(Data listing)
□ □ □ □

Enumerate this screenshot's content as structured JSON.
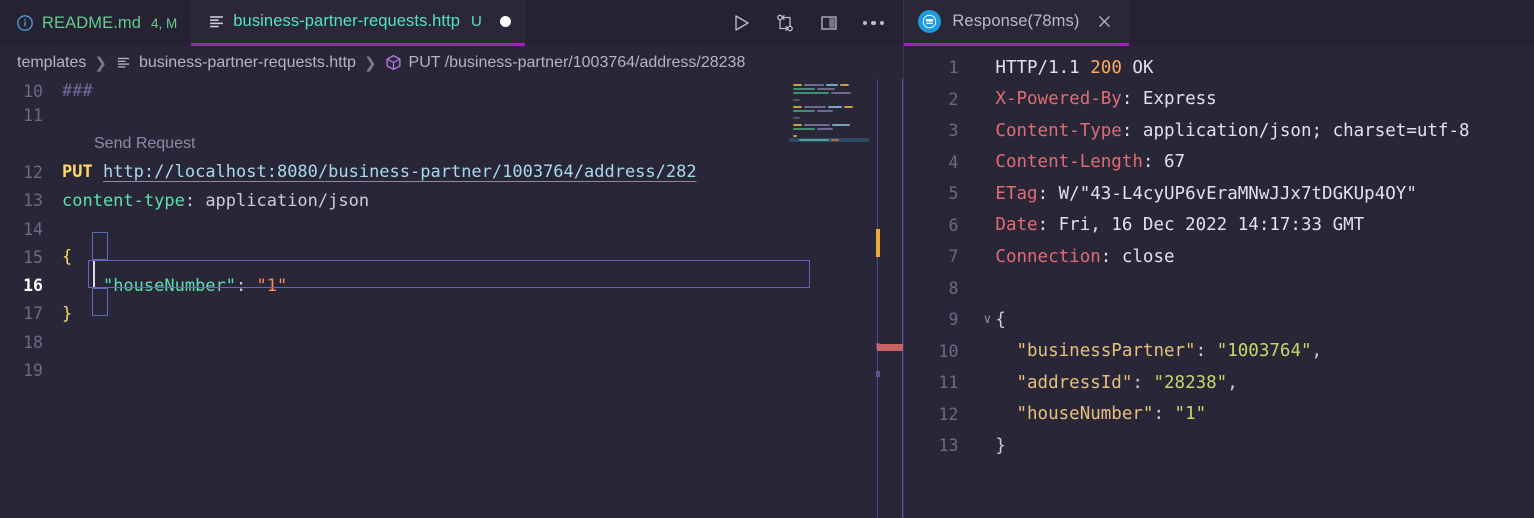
{
  "editor": {
    "tabs": [
      {
        "label": "README.md",
        "badge": "4, M",
        "icon": "info-circle-icon",
        "active": false,
        "dirty": false
      },
      {
        "label": "business-partner-requests.http",
        "badge": "U",
        "icon": "http-file-icon",
        "active": true,
        "dirty": true
      }
    ],
    "actions": [
      {
        "name": "run-request-button",
        "icon": "play-icon"
      },
      {
        "name": "compare-changes-button",
        "icon": "git-compare-icon"
      },
      {
        "name": "split-editor-button",
        "icon": "split-editor-icon"
      },
      {
        "name": "more-actions-button",
        "icon": "ellipsis-icon"
      }
    ],
    "breadcrumb": [
      {
        "label": "templates",
        "icon": ""
      },
      {
        "label": "business-partner-requests.http",
        "icon": "http-file-icon"
      },
      {
        "label": "PUT /business-partner/1003764/address/28238",
        "icon": "symbol-cube-icon"
      }
    ],
    "codelens": "Send Request",
    "lines": [
      {
        "num": "10",
        "text": "###"
      },
      {
        "num": "11",
        "text": ""
      },
      {
        "num": "12",
        "method": "PUT",
        "url": "http://localhost:8080/business-partner/1003764/address/282"
      },
      {
        "num": "13",
        "header": "content-type",
        "value": "application/json"
      },
      {
        "num": "14",
        "text": ""
      },
      {
        "num": "15",
        "text": "{"
      },
      {
        "num": "16",
        "key": "\"houseNumber\"",
        "value": "\"1\""
      },
      {
        "num": "17",
        "text": "}"
      },
      {
        "num": "18",
        "text": ""
      },
      {
        "num": "19",
        "text": ""
      }
    ],
    "colors": {
      "background": "#292637",
      "tabbar": "#262233",
      "active_tab_underline": "#a91ec4",
      "method": "#ffd866",
      "url": "#a7d9ee",
      "header_name": "#5ee0b0",
      "json_key": "#5ee0b0",
      "json_string": "#ff8b5e",
      "line_number": "#6e6985"
    }
  },
  "response": {
    "tab": {
      "label": "Response(78ms)",
      "icon": "rest-client-icon",
      "close_icon": "close-icon"
    },
    "lines": [
      {
        "num": "1",
        "type": "status",
        "proto": "HTTP/1.1",
        "code": "200",
        "text": "OK"
      },
      {
        "num": "2",
        "type": "header",
        "key": "X-Powered-By",
        "value": "Express"
      },
      {
        "num": "3",
        "type": "header",
        "key": "Content-Type",
        "value": "application/json; charset=utf-8"
      },
      {
        "num": "4",
        "type": "header",
        "key": "Content-Length",
        "value": "67"
      },
      {
        "num": "5",
        "type": "header",
        "key": "ETag",
        "value": "W/\"43-L4cyUP6vEraMNwJJx7tDGKUp4OY\""
      },
      {
        "num": "6",
        "type": "header",
        "key": "Date",
        "value": "Fri, 16 Dec 2022 14:17:33 GMT"
      },
      {
        "num": "7",
        "type": "header",
        "key": "Connection",
        "value": "close"
      },
      {
        "num": "8",
        "type": "blank"
      },
      {
        "num": "9",
        "type": "brace",
        "text": "{",
        "fold": "∨"
      },
      {
        "num": "10",
        "type": "json",
        "key": "\"businessPartner\"",
        "value": "\"1003764\"",
        "comma": ","
      },
      {
        "num": "11",
        "type": "json",
        "key": "\"addressId\"",
        "value": "\"28238\"",
        "comma": ","
      },
      {
        "num": "12",
        "type": "json",
        "key": "\"houseNumber\"",
        "value": "\"1\"",
        "comma": ""
      },
      {
        "num": "13",
        "type": "brace",
        "text": "}",
        "fold": ""
      }
    ],
    "colors": {
      "header_name": "#e06c75",
      "status_code": "#ffab5e",
      "json_key": "#e5c07b",
      "json_string": "#c3d96b",
      "badge": "#1c9cd8"
    }
  }
}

□ □ □ □

**SHORT EXERCISE:** Print out every entry above without changing a word, and leave out the pictures.

**SOLVED PROBLEM:**
Enumerate this screenshot's content as structured JSON.
{
  "editor": {
    "tabs": [
      {
        "label": "README.md",
        "badge": "4, M",
        "icon": "info-circle-icon",
        "active": false,
        "dirty": false
      },
      {
        "label": "business-partner-requests.http",
        "badge": "U",
        "icon": "http-file-icon",
        "active": true,
        "dirty": true
      }
    ],
    "actions": [
      {
        "name": "run-request-button",
        "icon": "play-icon"
      },
      {
        "name": "compare-changes-button",
        "icon": "git-compare-icon"
      },
      {
        "name": "split-editor-button",
        "icon": "split-editor-icon"
      },
      {
        "name": "more-actions-button",
        "icon": "ellipsis-icon"
      }
    ],
    "breadcrumb": [
      {
        "label": "templates",
        "icon": ""
      },
      {
        "label": "business-partner-requests.http",
        "icon": "http-file-icon"
      },
      {
        "label": "PUT /business-partner/1003764/address/28238",
        "icon": "symbol-cube-icon"
      }
    ],
    "codelens": "Send Request",
    "lines": [
      {
        "num": "10",
        "text": "###"
      },
      {
        "num": "11",
        "text": ""
      },
      {
        "num": "12",
        "method": "PUT",
        "url": "http://localhost:8080/business-partner/1003764/address/282"
      },
      {
        "num": "13",
        "header": "content-type",
        "value": "application/json"
      },
      {
        "num": "14",
        "text": ""
      },
      {
        "num": "15",
        "text": "{"
      },
      {
        "num": "16",
        "key": "\"houseNumber\"",
        "value": "\"1\""
      },
      {
        "num": "17",
        "text": "}"
      },
      {
        "num": "18",
        "text": ""
      },
      {
        "num": "19",
        "text": ""
      }
    ],
    "colors": {
      "background": "#292637",
      "tabbar": "#262233",
      "active_tab_underline": "#a91ec4",
      "method": "#ffd866",
      "url": "#a7d9ee",
      "header_name": "#5ee0b0",
      "json_key": "#5ee0b0",
      "json_string": "#ff8b5e",
      "line_number": "#6e6985"
    }
  },
  "response": {
    "tab": {
      "label": "Response(78ms)",
      "icon": "rest-client-icon",
      "close_icon": "close-icon"
    },
    "lines": [
      {
        "num": "1",
        "type": "status",
        "proto": "HTTP/1.1",
        "code": "200",
        "text": "OK"
      },
      {
        "num": "2",
        "type": "header",
        "key": "X-Powered-By",
        "value": "Express"
      },
      {
        "num": "3",
        "type": "header",
        "key": "Content-Type",
        "value": "application/json; charset=utf-8"
      },
      {
        "num": "4",
        "type": "header",
        "key": "Content-Length",
        "value": "67"
      },
      {
        "num": "5",
        "type": "header",
        "key": "ETag",
        "value": "W/\"43-L4cyUP6vEraMNwJJx7tDGKUp4OY\""
      },
      {
        "num": "6",
        "type": "header",
        "key": "Date",
        "value": "Fri, 16 Dec 2022 14:17:33 GMT"
      },
      {
        "num": "7",
        "type": "header",
        "key": "Connection",
        "value": "close"
      },
      {
        "num": "8",
        "type": "blank"
      },
      {
        "num": "9",
        "type": "brace",
        "text": "{",
        "fold": "∨"
      },
      {
        "num": "10",
        "type": "json",
        "key": "\"businessPartner\"",
        "value": "\"1003764\"",
        "comma": ","
      },
      {
        "num": "11",
        "type": "json",
        "key": "\"addressId\"",
        "value": "\"28238\"",
        "comma": ","
      },
      {
        "num": "12",
        "type": "json",
        "key": "\"houseNumber\"",
        "value": "\"1\"",
        "comma": ""
      },
      {
        "num": "13",
        "type": "brace",
        "text": "}",
        "fold": ""
      }
    ],
    "colors": {
      "header_name": "#e06c75",
      "status_code": "#ffab5e",
      "json_key": "#e5c07b",
      "json_string": "#c3d96b",
      "badge": "#1c9cd8"
    }
  }
}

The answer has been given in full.